**Task goal**
Transcribe the records in full, keeping every character as it is.

-- START OF Recorded data --

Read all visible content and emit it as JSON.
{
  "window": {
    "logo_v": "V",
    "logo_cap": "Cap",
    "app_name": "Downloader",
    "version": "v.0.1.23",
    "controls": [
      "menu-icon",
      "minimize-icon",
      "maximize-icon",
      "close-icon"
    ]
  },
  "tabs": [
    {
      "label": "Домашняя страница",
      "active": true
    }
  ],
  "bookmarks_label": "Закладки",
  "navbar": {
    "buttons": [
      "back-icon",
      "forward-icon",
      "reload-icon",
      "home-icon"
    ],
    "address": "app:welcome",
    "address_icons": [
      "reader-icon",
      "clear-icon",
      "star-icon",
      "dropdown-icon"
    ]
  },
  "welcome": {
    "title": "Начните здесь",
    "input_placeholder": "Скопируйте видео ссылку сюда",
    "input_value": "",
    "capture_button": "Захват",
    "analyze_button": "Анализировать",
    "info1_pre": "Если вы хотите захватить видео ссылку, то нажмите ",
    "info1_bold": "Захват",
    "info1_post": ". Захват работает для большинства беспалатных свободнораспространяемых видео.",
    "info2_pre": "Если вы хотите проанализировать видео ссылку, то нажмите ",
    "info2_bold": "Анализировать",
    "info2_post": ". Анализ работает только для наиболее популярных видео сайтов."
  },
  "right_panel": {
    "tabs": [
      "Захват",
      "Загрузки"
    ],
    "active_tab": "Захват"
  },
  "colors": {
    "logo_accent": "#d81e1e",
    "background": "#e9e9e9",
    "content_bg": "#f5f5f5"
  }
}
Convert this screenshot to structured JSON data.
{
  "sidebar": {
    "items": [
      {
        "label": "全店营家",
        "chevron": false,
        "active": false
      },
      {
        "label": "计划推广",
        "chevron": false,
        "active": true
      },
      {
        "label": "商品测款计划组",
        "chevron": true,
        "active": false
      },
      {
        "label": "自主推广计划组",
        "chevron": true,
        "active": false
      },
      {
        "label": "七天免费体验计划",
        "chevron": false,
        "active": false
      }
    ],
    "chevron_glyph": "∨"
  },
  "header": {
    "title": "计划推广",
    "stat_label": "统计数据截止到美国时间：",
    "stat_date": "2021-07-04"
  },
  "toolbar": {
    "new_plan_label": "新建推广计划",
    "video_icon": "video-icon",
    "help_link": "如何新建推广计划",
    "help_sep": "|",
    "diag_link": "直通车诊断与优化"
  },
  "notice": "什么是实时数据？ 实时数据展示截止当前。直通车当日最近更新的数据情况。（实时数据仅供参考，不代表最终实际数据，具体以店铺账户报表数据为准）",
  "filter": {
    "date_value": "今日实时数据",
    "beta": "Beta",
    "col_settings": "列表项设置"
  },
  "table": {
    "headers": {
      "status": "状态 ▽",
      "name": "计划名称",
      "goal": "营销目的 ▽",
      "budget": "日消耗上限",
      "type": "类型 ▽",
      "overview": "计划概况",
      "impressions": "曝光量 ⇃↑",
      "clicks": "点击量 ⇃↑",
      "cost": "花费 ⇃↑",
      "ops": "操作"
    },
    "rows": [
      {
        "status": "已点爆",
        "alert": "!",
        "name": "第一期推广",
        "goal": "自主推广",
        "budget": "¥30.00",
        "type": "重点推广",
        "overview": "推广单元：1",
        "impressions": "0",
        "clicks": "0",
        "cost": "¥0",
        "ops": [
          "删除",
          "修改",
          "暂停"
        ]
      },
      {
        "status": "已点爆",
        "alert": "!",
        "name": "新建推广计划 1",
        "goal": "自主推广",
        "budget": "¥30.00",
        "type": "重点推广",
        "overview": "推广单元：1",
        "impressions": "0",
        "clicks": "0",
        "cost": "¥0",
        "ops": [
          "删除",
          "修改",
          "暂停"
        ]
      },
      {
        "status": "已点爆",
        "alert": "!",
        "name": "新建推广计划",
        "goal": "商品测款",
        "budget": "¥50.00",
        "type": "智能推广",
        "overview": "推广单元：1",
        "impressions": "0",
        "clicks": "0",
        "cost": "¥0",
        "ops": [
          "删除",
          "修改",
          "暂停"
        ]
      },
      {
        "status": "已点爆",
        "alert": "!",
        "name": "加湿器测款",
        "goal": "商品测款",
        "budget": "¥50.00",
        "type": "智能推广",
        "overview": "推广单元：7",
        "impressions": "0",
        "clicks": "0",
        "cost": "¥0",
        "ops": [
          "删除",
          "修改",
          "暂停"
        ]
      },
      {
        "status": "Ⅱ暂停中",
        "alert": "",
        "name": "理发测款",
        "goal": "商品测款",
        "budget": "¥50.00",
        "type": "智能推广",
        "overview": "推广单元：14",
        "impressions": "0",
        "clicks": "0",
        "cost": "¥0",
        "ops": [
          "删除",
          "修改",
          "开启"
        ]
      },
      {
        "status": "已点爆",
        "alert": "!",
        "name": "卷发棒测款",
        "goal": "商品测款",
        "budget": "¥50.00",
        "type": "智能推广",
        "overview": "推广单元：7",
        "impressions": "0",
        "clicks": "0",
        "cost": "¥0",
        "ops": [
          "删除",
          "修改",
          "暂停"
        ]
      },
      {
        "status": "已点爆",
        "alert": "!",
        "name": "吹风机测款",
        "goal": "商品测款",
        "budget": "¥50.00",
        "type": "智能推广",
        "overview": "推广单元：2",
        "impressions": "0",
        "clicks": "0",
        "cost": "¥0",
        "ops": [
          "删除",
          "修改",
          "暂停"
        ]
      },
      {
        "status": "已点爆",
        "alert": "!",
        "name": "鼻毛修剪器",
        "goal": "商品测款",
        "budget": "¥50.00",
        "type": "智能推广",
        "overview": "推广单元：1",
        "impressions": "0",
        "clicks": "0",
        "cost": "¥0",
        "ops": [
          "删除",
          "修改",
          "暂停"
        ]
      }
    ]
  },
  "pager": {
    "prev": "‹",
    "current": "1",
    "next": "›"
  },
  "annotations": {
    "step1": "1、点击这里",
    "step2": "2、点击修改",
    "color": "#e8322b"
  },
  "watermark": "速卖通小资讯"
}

-- END OF Recorded data --

**Output of the exercise**
Read all visible content and emit it as JSON.
{
  "window": {
    "logo_v": "V",
    "logo_cap": "Cap",
    "app_name": "Downloader",
    "version": "v.0.1.23",
    "controls": [
      "menu-icon",
      "minimize-icon",
      "maximize-icon",
      "close-icon"
    ]
  },
  "tabs": [
    {
      "label": "Домашняя страница",
      "active": true
    }
  ],
  "bookmarks_label": "Закладки",
  "navbar": {
    "buttons": [
      "back-icon",
      "forward-icon",
      "reload-icon",
      "home-icon"
    ],
    "address": "app:welcome",
    "address_icons": [
      "reader-icon",
      "clear-icon",
      "star-icon",
      "dropdown-icon"
    ]
  },
  "welcome": {
    "title": "Начните здесь",
    "input_placeholder": "Скопируйте видео ссылку сюда",
    "input_value": "",
    "capture_button": "Захват",
    "analyze_button": "Анализировать",
    "info1_pre": "Если вы хотите захватить видео ссылку, то нажмите ",
    "info1_bold": "Захват",
    "info1_post": ". Захват работает для большинства беспалатных свободнораспространяемых видео.",
    "info2_pre": "Если вы хотите проанализировать видео ссылку, то нажмите ",
    "info2_bold": "Анализировать",
    "info2_post": ". Анализ работает только для наиболее популярных видео сайтов."
  },
  "right_panel": {
    "tabs": [
      "Захват",
      "Загрузки"
    ],
    "active_tab": "Захват"
  },
  "colors": {
    "logo_accent": "#d81e1e",
    "background": "#e9e9e9",
    "content_bg": "#f5f5f5"
  }
}
Convert this screenshot to structured JSON data.
{
  "sidebar": {
    "items": [
      {
        "label": "全店营家",
        "chevron": false,
        "active": false
      },
      {
        "label": "计划推广",
        "chevron": false,
        "active": true
      },
      {
        "label": "商品测款计划组",
        "chevron": true,
        "active": false
      },
      {
        "label": "自主推广计划组",
        "chevron": true,
        "active": false
      },
      {
        "label": "七天免费体验计划",
        "chevron": false,
        "active": false
      }
    ],
    "chevron_glyph": "∨"
  },
  "header": {
    "title": "计划推广",
    "stat_label": "统计数据截止到美国时间：",
    "stat_date": "2021-07-04"
  },
  "toolbar": {
    "new_plan_label": "新建推广计划",
    "video_icon": "video-icon",
    "help_link": "如何新建推广计划",
    "help_sep": "|",
    "diag_link": "直通车诊断与优化"
  },
  "notice": "什么是实时数据？ 实时数据展示截止当前。直通车当日最近更新的数据情况。（实时数据仅供参考，不代表最终实际数据，具体以店铺账户报表数据为准）",
  "filter": {
    "date_value": "今日实时数据",
    "beta": "Beta",
    "col_settings": "列表项设置"
  },
  "table": {
    "headers": {
      "status": "状态 ▽",
      "name": "计划名称",
      "goal": "营销目的 ▽",
      "budget": "日消耗上限",
      "type": "类型 ▽",
      "overview": "计划概况",
      "impressions": "曝光量 ⇃↑",
      "clicks": "点击量 ⇃↑",
      "cost": "花费 ⇃↑",
      "ops": "操作"
    },
    "rows": [
      {
        "status": "已点爆",
        "alert": "!",
        "name": "第一期推广",
        "goal": "自主推广",
        "budget": "¥30.00",
        "type": "重点推广",
        "overview": "推广单元：1",
        "impressions": "0",
        "clicks": "0",
        "cost": "¥0",
        "ops": [
          "删除",
          "修改",
          "暂停"
        ]
      },
      {
        "status": "已点爆",
        "alert": "!",
        "name": "新建推广计划 1",
        "goal": "自主推广",
        "budget": "¥30.00",
        "type": "重点推广",
        "overview": "推广单元：1",
        "impressions": "0",
        "clicks": "0",
        "cost": "¥0",
        "ops": [
          "删除",
          "修改",
          "暂停"
        ]
      },
      {
        "status": "已点爆",
        "alert": "!",
        "name": "新建推广计划",
        "goal": "商品测款",
        "budget": "¥50.00",
        "type": "智能推广",
        "overview": "推广单元：1",
        "impressions": "0",
        "clicks": "0",
        "cost": "¥0",
        "ops": [
          "删除",
          "修改",
          "暂停"
        ]
      },
      {
        "status": "已点爆",
        "alert": "!",
        "name": "加湿器测款",
        "goal": "商品测款",
        "budget": "¥50.00",
        "type": "智能推广",
        "overview": "推广单元：7",
        "impressions": "0",
        "clicks": "0",
        "cost": "¥0",
        "ops": [
          "删除",
          "修改",
          "暂停"
        ]
      },
      {
        "status": "Ⅱ暂停中",
        "alert": "",
        "name": "理发测款",
        "goal": "商品测款",
        "budget": "¥50.00",
        "type": "智能推广",
        "overview": "推广单元：14",
        "impressions": "0",
        "clicks": "0",
        "cost": "¥0",
        "ops": [
          "删除",
          "修改",
          "开启"
        ]
      },
      {
        "status": "已点爆",
        "alert": "!",
        "name": "卷发棒测款",
        "goal": "商品测款",
        "budget": "¥50.00",
        "type": "智能推广",
        "overview": "推广单元：7",
        "impressions": "0",
        "clicks": "0",
        "cost": "¥0",
        "ops": [
          "删除",
          "修改",
          "暂停"
        ]
      },
      {
        "status": "已点爆",
        "alert": "!",
        "name": "吹风机测款",
        "goal": "商品测款",
        "budget": "¥50.00",
        "type": "智能推广",
        "overview": "推广单元：2",
        "impressions": "0",
        "clicks": "0",
        "cost": "¥0",
        "ops": [
          "删除",
          "修改",
          "暂停"
        ]
      },
      {
        "status": "已点爆",
        "alert": "!",
        "name": "鼻毛修剪器",
        "goal": "商品测款",
        "budget": "¥50.00",
        "type": "智能推广",
        "overview": "推广单元：1",
        "impressions": "0",
        "clicks": "0",
        "cost": "¥0",
        "ops": [
          "删除",
          "修改",
          "暂停"
        ]
      }
    ]
  },
  "pager": {
    "prev": "‹",
    "current": "1",
    "next": "›"
  },
  "annotations": {
    "step1": "1、点击这里",
    "step2": "2、点击修改",
    "color": "#e8322b"
  },
  "watermark": "速卖通小资讯"
}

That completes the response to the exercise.